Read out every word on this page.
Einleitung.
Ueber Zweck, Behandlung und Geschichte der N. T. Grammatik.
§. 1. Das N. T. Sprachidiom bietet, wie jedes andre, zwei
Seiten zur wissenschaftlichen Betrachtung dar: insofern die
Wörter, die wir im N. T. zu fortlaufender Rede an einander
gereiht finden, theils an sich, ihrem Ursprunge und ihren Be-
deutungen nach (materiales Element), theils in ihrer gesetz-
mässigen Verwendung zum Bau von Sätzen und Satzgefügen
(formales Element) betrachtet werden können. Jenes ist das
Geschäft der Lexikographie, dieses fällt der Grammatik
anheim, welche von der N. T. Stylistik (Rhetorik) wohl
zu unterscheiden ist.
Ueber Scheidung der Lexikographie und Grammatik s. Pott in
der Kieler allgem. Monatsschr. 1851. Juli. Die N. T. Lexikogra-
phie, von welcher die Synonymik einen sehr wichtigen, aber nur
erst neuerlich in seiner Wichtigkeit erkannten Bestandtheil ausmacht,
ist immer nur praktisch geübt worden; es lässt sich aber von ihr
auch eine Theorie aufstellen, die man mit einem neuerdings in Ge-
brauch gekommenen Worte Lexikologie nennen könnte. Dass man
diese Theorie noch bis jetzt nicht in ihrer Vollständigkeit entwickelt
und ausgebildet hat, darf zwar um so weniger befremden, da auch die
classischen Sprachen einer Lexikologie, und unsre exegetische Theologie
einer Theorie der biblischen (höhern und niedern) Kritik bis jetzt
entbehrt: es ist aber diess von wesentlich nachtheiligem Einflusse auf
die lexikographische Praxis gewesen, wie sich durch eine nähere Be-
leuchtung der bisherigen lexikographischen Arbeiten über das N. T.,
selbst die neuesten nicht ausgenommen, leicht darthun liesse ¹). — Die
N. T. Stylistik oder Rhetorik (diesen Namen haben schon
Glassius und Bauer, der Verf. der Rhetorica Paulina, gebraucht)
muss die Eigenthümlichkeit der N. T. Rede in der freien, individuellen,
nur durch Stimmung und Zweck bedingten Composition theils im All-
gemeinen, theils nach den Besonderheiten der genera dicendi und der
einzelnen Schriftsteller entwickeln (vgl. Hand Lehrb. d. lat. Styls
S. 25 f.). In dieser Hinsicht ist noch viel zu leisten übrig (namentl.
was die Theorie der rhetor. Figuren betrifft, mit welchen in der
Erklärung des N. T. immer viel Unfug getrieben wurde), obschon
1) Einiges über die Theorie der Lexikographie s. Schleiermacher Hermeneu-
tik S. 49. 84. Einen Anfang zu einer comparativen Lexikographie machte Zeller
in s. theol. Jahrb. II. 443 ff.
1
-------------------------
* **WORK TO BE COMPLETED**
Using the material above, retype every line without altering it.

* **THE ANSWER**
Read out every word on this page.
Einleitung.
Ueber Zweck, Behandlung und Geschichte der N. T. Grammatik.
§. 1. Das N. T. Sprachidiom bietet, wie jedes andre, zwei
Seiten zur wissenschaftlichen Betrachtung dar: insofern die
Wörter, die wir im N. T. zu fortlaufender Rede an einander
gereiht finden, theils an sich, ihrem Ursprunge und ihren Be-
deutungen nach (materiales Element), theils in ihrer gesetz-
mässigen Verwendung zum Bau von Sätzen und Satzgefügen
(formales Element) betrachtet werden können. Jenes ist das
Geschäft der Lexikographie, dieses fällt der Grammatik
anheim, welche von der N. T. Stylistik (Rhetorik) wohl
zu unterscheiden ist.
Ueber Scheidung der Lexikographie und Grammatik s. Pott in
der Kieler allgem. Monatsschr. 1851. Juli. Die N. T. Lexikogra-
phie, von welcher die Synonymik einen sehr wichtigen, aber nur
erst neuerlich in seiner Wichtigkeit erkannten Bestandtheil ausmacht,
ist immer nur praktisch geübt worden; es lässt sich aber von ihr
auch eine Theorie aufstellen, die man mit einem neuerdings in Ge-
brauch gekommenen Worte Lexikologie nennen könnte. Dass man
diese Theorie noch bis jetzt nicht in ihrer Vollständigkeit entwickelt
und ausgebildet hat, darf zwar um so weniger befremden, da auch die
classischen Sprachen einer Lexikologie, und unsre exegetische Theologie
einer Theorie der biblischen (höhern und niedern) Kritik bis jetzt
entbehrt: es ist aber diess von wesentlich nachtheiligem Einflusse auf
die lexikographische Praxis gewesen, wie sich durch eine nähere Be-
leuchtung der bisherigen lexikographischen Arbeiten über das N. T.,
selbst die neuesten nicht ausgenommen, leicht darthun liesse ¹). — Die
N. T. Stylistik oder Rhetorik (diesen Namen haben schon
Glassius und Bauer, der Verf. der Rhetorica Paulina, gebraucht)
muss die Eigenthümlichkeit der N. T. Rede in der freien, individuellen,
nur durch Stimmung und Zweck bedingten Composition theils im All-
gemeinen, theils nach den Besonderheiten der genera dicendi und der
einzelnen Schriftsteller entwickeln (vgl. Hand Lehrb. d. lat. Styls
S. 25 f.). In dieser Hinsicht ist noch viel zu leisten übrig (namentl.
was die Theorie der rhetor. Figuren betrifft, mit welchen in der
Erklärung des N. T. immer viel Unfug getrieben wurde), obschon
1) Einiges über die Theorie der Lexikographie s. Schleiermacher Hermeneu-
tik S. 49. 84. Einen Anfang zu einer comparativen Lexikographie machte Zeller
in s. theol. Jahrb. II. 443 ff.
1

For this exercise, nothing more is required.